[Records from a data source]

- - - - -

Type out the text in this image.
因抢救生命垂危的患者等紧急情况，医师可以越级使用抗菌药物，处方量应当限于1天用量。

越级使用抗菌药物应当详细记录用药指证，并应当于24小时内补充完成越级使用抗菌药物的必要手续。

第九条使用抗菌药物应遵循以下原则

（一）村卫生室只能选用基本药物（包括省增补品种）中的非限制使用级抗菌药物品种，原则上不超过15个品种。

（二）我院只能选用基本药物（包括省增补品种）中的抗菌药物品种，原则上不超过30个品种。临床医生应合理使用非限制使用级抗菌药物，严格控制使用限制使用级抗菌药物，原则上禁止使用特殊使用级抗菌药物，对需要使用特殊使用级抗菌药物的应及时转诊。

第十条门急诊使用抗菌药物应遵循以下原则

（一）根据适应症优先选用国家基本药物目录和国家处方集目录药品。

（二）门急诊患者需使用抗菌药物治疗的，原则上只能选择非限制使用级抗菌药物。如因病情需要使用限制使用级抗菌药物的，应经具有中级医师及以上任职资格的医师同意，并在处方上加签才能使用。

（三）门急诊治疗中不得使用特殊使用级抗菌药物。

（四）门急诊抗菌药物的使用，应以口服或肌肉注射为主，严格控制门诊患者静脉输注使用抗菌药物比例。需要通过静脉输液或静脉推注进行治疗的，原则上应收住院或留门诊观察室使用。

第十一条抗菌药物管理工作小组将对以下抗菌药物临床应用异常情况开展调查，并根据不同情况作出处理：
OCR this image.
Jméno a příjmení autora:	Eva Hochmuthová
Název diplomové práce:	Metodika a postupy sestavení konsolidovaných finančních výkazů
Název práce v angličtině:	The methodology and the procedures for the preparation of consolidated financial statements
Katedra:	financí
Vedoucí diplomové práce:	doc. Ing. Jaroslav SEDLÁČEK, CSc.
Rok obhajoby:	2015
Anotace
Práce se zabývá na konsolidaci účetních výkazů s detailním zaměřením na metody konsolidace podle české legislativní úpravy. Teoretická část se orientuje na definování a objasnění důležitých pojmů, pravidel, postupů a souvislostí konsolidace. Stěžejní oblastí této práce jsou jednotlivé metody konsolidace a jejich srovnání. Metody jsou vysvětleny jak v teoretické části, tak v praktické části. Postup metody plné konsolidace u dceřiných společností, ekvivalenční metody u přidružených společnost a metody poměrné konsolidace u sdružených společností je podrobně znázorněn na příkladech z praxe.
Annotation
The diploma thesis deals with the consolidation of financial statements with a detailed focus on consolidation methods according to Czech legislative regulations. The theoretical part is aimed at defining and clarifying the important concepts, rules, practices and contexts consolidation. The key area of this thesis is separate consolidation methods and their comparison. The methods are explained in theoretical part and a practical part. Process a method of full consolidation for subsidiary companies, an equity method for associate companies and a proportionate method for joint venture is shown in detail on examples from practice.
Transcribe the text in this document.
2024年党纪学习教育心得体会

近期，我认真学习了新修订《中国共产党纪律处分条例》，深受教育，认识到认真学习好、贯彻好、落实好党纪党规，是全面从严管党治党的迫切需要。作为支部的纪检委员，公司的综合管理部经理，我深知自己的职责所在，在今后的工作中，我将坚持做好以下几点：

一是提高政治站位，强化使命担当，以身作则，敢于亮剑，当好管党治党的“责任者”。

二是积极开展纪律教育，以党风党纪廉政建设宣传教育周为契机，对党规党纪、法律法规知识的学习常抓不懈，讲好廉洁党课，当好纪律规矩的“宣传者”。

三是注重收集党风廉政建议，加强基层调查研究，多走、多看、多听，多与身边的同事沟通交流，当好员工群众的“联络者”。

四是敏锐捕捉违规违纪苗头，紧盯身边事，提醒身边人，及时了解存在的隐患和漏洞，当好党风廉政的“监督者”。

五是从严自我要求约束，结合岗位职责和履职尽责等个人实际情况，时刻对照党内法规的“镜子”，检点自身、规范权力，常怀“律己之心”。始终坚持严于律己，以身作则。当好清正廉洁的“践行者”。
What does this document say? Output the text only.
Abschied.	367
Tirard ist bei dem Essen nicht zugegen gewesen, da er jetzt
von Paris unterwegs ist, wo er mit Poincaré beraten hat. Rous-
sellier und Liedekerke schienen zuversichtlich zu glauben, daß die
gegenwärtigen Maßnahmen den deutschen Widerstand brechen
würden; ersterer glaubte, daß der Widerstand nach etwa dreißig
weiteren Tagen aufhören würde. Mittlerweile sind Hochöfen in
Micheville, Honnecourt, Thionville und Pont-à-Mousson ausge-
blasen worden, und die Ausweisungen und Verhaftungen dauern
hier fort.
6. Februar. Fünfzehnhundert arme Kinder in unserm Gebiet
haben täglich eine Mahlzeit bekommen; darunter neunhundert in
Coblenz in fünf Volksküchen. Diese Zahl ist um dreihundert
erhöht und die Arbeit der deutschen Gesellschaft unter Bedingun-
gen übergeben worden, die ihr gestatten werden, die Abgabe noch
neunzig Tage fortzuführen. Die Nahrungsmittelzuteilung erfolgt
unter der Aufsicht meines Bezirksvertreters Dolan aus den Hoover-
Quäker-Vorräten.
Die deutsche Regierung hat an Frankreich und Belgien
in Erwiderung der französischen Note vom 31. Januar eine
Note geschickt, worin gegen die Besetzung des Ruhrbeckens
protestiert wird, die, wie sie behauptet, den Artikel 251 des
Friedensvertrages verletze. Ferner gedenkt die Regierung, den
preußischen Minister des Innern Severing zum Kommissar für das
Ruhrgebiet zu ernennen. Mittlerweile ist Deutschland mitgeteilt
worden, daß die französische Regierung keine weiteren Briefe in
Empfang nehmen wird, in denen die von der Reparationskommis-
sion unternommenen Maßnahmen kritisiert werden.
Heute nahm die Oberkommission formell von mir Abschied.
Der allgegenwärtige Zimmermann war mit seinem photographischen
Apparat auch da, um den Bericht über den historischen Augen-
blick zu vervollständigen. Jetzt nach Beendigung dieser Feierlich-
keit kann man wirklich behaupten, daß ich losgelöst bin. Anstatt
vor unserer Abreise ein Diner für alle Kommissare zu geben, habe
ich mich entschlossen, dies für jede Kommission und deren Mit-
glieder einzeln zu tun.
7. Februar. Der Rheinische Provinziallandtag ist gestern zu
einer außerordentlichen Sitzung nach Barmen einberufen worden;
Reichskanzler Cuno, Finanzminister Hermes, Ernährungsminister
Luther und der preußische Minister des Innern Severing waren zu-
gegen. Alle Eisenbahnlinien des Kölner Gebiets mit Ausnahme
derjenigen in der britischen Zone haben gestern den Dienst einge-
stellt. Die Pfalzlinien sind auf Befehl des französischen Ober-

- - - - -

_Instructions for the task_: Wherever "sind" shows up in a line, copy that line.

_Worked answer_:
weiteren Tagen aufhören würde. Mittlerweile sind Hochöfen in
stellt. Die Pfalzlinien sind auf Befehl des französischen Ober-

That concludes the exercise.